Written exercise:
Search the listing below for the word "name" and copy each line that holds it.

Information supplied:
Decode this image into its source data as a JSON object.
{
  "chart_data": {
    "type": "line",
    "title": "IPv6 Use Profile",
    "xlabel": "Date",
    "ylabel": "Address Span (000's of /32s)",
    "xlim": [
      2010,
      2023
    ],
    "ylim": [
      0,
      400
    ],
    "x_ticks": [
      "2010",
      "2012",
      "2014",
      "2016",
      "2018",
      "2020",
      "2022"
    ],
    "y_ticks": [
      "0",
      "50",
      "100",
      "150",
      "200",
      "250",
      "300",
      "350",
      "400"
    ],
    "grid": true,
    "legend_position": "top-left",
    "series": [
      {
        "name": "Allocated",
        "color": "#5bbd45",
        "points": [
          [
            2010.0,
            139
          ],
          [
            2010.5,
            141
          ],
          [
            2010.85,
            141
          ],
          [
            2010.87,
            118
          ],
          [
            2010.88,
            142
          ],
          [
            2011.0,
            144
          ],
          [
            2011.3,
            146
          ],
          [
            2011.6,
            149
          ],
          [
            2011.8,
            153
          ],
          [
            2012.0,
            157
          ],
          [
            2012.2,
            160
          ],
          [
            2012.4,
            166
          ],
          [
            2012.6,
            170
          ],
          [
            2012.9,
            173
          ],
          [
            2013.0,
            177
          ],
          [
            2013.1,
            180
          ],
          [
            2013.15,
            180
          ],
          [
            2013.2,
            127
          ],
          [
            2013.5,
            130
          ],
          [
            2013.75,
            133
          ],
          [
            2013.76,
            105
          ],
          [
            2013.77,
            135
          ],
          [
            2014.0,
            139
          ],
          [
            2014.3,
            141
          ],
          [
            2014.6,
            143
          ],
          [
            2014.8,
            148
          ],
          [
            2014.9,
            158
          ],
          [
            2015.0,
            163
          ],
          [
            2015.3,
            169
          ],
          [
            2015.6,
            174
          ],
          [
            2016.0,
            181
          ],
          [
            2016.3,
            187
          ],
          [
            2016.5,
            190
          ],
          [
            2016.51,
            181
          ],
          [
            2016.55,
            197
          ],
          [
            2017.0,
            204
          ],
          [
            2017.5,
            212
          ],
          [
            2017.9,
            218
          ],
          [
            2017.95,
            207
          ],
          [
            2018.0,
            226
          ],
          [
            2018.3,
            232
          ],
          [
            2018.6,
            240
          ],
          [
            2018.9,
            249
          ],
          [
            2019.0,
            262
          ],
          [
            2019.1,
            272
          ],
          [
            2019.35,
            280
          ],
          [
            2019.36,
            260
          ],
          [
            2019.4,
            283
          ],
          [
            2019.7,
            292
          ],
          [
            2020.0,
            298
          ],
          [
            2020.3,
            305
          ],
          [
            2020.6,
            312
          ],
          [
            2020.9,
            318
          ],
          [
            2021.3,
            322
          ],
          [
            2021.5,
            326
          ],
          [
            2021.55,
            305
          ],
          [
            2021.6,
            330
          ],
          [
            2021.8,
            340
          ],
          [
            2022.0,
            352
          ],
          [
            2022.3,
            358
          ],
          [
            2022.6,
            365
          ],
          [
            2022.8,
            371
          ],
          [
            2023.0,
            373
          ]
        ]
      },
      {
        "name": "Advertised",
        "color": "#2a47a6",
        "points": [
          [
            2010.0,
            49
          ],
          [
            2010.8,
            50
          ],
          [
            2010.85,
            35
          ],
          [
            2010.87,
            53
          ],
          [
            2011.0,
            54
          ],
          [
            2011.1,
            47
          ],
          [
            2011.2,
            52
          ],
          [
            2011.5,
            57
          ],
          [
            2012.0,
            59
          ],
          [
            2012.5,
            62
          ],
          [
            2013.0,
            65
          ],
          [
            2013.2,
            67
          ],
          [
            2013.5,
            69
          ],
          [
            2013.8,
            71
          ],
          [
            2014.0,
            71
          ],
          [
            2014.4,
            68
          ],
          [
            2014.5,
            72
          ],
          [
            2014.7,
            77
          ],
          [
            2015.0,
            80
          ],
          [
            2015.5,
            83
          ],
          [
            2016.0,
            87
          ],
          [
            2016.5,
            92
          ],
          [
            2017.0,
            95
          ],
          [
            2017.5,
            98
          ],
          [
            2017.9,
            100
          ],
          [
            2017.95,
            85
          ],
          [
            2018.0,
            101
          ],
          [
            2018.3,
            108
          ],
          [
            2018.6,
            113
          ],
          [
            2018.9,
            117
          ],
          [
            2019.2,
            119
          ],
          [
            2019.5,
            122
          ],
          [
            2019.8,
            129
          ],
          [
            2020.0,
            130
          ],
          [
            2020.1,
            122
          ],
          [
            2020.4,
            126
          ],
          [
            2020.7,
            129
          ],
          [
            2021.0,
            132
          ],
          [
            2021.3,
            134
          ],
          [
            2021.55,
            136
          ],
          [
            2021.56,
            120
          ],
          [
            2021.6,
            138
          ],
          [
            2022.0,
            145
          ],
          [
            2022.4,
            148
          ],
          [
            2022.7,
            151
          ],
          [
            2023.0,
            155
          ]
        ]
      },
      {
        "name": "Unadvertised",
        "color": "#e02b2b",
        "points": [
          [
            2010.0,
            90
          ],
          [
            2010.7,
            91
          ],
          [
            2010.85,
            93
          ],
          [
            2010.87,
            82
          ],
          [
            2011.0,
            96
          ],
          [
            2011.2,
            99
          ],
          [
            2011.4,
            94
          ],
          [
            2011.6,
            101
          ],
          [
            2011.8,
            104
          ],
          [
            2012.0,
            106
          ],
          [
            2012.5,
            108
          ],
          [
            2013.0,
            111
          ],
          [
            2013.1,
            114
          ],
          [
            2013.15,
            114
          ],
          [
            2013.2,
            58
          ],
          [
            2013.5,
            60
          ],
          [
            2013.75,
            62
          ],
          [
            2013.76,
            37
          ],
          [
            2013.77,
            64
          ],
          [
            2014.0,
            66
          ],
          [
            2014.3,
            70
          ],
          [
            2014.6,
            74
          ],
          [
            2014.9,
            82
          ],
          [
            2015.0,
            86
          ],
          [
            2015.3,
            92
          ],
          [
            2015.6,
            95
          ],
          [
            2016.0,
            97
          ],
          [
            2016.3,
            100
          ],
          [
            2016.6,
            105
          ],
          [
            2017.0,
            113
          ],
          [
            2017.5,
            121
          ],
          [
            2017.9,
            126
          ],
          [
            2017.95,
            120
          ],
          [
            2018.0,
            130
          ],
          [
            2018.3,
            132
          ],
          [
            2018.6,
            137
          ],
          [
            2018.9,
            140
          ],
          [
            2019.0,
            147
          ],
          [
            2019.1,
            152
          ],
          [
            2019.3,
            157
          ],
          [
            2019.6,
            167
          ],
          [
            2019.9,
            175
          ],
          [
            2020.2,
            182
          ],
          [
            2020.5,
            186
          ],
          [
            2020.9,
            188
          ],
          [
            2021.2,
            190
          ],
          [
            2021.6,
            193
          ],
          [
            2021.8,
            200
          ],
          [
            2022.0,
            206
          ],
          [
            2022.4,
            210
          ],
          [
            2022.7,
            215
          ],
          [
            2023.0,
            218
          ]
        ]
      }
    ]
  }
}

Response below:
        "name": "Allocated",
        "name": "Advertised",
        "name": "Unadvertised",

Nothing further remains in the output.